──────── Supplied records

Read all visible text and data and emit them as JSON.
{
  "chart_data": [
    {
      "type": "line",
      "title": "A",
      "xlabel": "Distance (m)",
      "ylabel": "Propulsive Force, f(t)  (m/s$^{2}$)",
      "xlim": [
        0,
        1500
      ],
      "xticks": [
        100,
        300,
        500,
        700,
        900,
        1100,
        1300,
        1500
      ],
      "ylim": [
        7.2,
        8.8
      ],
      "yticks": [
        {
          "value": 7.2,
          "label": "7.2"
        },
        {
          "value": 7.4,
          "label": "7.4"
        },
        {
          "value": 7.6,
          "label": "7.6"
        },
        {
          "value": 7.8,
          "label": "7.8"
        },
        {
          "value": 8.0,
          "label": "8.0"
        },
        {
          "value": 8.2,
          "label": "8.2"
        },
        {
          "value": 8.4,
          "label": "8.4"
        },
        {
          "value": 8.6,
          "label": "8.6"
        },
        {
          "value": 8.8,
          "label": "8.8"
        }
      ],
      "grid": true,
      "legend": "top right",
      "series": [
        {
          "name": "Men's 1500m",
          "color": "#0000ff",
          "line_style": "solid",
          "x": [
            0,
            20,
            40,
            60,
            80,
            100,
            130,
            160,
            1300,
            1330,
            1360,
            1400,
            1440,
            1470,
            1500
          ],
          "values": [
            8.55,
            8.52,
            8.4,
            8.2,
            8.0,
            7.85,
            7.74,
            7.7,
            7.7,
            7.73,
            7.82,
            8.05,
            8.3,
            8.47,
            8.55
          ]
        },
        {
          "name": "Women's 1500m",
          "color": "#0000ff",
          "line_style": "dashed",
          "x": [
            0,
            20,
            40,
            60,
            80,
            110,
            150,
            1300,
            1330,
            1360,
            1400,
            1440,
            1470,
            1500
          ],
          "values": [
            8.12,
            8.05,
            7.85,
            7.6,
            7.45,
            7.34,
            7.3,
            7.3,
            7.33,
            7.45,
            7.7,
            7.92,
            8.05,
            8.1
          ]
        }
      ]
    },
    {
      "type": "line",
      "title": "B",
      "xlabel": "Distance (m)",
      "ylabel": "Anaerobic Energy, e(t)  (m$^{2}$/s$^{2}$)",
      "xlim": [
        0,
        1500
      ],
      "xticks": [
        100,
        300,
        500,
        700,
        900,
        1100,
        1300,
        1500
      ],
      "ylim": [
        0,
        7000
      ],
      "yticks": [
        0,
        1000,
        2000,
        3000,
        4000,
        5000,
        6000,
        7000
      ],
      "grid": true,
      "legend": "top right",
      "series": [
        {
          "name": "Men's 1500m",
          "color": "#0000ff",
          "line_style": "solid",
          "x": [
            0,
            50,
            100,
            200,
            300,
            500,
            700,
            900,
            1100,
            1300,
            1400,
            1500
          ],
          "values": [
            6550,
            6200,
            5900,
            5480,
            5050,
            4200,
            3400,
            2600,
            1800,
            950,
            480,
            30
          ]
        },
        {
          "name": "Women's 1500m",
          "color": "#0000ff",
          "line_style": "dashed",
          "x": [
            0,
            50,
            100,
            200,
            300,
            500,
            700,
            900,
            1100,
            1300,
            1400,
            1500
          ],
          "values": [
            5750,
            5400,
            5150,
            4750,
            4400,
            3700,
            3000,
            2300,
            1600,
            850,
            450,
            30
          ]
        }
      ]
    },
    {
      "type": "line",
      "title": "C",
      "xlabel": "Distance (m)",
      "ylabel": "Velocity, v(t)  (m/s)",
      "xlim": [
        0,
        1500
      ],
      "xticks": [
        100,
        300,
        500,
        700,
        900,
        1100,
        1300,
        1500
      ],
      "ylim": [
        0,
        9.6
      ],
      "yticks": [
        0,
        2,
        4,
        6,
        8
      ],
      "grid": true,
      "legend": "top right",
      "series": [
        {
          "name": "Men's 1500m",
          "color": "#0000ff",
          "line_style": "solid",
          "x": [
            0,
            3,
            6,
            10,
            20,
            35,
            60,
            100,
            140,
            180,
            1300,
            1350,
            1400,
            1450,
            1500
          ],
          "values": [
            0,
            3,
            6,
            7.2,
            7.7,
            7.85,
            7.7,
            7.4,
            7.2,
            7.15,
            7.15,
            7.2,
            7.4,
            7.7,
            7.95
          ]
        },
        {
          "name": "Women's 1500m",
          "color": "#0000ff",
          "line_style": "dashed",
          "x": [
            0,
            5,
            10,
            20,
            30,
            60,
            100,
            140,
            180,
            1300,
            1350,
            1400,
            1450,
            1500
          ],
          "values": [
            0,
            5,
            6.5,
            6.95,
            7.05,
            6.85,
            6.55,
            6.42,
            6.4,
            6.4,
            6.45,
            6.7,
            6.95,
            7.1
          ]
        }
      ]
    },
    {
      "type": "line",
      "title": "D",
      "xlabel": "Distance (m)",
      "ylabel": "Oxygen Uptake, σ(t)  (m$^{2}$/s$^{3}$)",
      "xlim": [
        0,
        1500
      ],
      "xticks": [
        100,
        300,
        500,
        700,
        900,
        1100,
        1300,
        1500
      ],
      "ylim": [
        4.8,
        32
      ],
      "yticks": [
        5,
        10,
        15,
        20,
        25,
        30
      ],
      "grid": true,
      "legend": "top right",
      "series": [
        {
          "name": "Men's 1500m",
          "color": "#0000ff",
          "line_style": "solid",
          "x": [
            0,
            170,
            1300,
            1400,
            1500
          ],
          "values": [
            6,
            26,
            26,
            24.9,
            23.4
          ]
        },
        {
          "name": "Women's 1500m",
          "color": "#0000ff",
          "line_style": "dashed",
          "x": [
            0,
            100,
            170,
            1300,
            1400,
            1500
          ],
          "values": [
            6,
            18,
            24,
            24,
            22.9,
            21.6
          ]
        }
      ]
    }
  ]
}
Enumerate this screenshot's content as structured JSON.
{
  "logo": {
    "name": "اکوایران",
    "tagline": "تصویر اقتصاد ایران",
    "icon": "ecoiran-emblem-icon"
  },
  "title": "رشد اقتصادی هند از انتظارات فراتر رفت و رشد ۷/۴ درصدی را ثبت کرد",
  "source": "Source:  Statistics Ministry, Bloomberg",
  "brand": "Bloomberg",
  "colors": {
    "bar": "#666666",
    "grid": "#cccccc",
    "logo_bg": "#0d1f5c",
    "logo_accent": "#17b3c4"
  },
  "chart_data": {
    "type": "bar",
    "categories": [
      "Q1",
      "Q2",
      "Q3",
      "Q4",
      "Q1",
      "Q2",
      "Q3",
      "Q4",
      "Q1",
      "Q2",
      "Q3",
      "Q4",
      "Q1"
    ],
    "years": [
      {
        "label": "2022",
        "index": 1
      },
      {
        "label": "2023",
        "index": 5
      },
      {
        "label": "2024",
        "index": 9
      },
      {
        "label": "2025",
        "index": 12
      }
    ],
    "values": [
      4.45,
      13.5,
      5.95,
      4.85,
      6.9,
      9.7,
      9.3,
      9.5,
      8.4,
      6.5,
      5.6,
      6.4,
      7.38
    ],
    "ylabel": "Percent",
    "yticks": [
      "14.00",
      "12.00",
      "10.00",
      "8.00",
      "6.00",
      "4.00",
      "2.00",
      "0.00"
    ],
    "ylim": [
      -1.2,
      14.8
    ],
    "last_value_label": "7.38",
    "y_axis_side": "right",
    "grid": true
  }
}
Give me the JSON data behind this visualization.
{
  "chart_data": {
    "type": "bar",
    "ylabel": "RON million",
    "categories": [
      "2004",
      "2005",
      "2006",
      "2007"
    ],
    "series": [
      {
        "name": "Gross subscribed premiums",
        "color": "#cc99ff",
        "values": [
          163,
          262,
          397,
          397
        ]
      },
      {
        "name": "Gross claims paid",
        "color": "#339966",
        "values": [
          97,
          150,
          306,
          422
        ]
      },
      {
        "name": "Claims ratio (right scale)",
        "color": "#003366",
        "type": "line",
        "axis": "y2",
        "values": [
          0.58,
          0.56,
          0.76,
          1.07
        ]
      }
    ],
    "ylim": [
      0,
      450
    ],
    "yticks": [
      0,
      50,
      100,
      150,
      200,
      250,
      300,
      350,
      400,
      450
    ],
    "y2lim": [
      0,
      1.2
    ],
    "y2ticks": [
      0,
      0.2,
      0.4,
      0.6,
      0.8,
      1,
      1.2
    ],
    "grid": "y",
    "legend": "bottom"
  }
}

────────────────

→ Brief
From the data above, copy each line that has the string "Gross".

→ Exercise result
        "name": "Gross subscribed premiums",
        "name": "Gross claims paid",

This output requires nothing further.